What you should do: Copy every line of the entries that includes the word "Toolkit".

— BEGIN —

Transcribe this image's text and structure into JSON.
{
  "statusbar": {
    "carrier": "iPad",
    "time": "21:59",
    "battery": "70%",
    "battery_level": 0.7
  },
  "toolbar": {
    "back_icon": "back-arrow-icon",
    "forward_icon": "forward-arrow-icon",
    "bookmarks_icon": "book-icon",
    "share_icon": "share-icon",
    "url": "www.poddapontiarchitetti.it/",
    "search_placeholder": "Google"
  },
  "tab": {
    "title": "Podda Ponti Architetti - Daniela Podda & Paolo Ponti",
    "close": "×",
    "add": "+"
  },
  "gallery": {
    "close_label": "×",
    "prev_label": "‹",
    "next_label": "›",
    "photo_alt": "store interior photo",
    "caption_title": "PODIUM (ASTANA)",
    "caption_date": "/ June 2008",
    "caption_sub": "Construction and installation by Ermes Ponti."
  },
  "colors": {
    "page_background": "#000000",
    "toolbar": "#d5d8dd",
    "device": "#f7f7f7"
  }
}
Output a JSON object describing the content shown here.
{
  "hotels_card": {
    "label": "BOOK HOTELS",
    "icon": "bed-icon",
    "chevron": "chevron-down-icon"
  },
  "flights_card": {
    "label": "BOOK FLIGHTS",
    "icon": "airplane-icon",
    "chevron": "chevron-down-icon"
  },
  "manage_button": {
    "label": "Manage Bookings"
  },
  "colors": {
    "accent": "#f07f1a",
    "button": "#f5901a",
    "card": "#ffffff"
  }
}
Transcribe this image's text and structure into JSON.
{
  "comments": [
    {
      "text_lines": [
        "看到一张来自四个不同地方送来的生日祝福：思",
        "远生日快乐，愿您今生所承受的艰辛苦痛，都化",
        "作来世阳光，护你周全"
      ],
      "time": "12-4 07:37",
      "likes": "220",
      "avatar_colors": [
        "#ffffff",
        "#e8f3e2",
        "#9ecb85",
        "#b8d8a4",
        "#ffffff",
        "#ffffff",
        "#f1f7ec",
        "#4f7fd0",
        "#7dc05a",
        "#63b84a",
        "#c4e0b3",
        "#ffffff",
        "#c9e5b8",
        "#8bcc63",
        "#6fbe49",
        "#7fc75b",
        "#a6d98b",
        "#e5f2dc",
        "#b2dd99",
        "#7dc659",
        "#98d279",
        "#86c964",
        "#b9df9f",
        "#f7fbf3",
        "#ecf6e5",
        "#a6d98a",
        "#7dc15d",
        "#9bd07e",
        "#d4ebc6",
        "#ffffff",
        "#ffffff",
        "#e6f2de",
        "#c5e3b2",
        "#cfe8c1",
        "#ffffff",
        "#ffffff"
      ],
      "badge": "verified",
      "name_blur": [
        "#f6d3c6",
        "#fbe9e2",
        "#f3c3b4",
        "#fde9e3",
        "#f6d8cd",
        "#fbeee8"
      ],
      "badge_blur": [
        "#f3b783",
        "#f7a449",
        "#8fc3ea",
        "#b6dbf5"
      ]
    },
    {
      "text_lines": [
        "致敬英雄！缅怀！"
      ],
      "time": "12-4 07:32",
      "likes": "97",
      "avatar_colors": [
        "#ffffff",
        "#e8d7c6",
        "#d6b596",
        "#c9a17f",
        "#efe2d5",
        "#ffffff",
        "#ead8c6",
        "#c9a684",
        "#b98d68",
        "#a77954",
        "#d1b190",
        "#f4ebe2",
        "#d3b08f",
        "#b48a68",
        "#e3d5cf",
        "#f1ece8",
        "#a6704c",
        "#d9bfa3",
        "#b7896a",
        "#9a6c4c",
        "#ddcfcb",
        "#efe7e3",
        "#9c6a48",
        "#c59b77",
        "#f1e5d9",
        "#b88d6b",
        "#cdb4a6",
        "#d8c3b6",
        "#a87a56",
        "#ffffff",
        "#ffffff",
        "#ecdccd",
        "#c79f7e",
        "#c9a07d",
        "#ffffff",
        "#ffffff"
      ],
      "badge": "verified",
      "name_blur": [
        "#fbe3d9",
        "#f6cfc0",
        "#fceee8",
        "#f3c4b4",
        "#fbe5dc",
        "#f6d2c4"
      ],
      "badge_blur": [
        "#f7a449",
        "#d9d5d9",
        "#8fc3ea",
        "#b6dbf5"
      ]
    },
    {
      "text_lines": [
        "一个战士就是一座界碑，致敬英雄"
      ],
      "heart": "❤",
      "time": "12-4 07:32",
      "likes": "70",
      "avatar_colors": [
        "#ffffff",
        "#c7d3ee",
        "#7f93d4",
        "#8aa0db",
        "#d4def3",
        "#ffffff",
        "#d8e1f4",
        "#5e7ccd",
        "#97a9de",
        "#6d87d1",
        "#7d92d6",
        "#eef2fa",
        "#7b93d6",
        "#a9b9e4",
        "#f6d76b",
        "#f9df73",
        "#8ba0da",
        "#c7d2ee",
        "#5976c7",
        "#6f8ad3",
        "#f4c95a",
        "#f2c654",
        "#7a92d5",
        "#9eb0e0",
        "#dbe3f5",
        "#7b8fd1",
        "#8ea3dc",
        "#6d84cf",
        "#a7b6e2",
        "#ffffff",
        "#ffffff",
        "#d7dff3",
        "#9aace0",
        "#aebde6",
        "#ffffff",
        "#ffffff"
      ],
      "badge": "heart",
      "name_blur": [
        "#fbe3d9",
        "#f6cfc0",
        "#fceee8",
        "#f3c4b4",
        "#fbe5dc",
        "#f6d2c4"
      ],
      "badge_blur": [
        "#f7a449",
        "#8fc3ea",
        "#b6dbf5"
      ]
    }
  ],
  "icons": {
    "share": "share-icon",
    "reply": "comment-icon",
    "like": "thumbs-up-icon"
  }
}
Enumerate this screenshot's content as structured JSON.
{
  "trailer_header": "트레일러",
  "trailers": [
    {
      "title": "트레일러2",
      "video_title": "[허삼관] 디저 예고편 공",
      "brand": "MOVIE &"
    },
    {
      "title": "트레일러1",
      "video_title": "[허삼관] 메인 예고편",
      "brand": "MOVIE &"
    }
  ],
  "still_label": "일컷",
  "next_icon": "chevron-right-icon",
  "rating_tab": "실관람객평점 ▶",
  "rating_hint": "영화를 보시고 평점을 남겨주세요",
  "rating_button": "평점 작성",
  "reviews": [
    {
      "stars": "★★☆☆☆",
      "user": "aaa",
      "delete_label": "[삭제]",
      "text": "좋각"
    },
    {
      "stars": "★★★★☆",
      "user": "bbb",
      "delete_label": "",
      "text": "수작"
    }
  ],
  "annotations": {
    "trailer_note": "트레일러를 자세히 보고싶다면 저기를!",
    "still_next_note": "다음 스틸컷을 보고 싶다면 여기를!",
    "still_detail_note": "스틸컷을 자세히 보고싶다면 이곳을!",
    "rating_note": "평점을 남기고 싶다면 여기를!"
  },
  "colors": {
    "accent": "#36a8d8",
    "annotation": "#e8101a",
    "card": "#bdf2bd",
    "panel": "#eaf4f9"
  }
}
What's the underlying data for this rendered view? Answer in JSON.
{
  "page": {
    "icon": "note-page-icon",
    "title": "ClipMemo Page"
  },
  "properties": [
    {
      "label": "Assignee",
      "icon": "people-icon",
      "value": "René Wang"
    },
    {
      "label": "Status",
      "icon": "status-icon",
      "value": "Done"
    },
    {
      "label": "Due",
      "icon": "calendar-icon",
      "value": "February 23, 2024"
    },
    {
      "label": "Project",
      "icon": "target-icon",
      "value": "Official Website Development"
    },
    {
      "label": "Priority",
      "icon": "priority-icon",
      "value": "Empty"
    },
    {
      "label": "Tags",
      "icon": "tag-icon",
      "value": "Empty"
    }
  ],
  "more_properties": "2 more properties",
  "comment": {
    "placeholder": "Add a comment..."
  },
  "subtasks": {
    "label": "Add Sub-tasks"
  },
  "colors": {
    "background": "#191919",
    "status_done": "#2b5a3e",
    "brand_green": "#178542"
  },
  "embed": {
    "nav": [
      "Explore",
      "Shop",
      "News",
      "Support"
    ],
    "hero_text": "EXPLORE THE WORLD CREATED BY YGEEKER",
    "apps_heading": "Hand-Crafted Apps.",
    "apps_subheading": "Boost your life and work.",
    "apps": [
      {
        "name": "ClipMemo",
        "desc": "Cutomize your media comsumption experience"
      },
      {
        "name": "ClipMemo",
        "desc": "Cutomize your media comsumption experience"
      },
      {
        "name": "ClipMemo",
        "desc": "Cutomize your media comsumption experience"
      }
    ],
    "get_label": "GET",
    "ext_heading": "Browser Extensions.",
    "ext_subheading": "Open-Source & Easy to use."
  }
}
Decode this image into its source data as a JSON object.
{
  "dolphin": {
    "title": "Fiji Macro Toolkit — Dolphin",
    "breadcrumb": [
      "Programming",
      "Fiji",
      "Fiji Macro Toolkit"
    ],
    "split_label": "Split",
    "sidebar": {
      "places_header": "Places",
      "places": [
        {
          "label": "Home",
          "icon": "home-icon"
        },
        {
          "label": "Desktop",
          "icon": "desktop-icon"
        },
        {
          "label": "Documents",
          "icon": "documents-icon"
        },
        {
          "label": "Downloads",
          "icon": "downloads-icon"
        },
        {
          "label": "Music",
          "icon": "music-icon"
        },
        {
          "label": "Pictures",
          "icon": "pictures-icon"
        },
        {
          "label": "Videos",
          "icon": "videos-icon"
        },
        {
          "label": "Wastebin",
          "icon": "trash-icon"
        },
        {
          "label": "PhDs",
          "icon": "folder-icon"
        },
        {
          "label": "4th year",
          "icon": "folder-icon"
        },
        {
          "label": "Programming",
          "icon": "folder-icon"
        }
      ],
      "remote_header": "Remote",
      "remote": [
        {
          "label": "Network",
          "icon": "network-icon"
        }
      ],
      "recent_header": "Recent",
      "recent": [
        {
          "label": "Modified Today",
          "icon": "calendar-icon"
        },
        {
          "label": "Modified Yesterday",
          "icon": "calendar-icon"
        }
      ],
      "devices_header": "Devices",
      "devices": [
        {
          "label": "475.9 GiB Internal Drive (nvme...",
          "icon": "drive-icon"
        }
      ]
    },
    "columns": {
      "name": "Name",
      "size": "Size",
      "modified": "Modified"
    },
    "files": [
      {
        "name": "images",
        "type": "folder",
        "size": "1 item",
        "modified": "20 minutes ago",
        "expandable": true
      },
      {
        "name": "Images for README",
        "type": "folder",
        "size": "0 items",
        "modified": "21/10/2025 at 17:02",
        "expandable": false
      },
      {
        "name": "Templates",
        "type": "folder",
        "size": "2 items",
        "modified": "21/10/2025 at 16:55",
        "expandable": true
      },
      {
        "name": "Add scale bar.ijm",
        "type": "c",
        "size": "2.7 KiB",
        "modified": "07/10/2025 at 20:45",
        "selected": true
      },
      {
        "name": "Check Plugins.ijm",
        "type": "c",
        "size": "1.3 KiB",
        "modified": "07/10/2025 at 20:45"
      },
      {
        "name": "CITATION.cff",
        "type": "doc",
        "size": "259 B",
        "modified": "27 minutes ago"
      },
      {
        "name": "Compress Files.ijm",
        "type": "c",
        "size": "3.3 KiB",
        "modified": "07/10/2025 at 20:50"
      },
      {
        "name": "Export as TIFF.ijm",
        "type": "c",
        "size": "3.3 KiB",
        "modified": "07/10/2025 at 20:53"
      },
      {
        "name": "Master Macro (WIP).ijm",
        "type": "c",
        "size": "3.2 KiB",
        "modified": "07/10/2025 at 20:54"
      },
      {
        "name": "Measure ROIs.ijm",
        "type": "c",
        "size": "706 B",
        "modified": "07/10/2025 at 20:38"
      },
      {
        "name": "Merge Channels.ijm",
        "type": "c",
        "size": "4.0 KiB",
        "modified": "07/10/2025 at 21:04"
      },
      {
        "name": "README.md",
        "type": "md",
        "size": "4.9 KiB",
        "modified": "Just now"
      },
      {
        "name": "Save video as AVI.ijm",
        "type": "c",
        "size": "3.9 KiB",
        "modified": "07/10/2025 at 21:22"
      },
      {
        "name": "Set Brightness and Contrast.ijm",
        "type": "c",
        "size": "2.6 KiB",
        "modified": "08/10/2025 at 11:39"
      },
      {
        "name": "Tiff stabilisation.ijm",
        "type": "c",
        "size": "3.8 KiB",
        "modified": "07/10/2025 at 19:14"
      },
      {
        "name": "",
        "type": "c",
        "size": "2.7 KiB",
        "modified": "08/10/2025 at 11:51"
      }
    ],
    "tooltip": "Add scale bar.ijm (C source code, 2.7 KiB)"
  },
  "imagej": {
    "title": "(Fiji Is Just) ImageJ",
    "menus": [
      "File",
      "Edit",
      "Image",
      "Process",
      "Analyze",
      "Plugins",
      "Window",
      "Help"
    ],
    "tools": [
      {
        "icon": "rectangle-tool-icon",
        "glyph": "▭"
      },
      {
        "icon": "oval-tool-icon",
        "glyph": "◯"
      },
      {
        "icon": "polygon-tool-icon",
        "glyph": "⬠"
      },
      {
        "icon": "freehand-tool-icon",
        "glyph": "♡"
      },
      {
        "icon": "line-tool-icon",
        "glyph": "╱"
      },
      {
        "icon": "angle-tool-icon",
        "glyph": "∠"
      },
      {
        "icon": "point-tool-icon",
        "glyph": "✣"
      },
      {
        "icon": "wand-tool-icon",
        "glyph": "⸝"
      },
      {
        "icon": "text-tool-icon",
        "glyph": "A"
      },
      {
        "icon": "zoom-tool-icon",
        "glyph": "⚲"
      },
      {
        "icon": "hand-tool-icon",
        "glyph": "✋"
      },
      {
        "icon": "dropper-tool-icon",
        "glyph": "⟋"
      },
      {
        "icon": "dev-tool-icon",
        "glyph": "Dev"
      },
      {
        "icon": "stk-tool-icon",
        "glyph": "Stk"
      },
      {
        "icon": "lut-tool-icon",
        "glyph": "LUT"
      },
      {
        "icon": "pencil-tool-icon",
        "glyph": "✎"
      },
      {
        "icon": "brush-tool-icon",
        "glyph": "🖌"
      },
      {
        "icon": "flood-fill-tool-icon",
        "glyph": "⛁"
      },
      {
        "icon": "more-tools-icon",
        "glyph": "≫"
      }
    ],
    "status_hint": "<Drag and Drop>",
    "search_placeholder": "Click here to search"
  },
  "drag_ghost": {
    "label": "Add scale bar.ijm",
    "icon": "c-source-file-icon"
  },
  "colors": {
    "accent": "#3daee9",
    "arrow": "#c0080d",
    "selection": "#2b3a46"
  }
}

— END —

Response:
    "title": "Fiji Macro Toolkit — Dolphin",
      "Fiji Macro Toolkit"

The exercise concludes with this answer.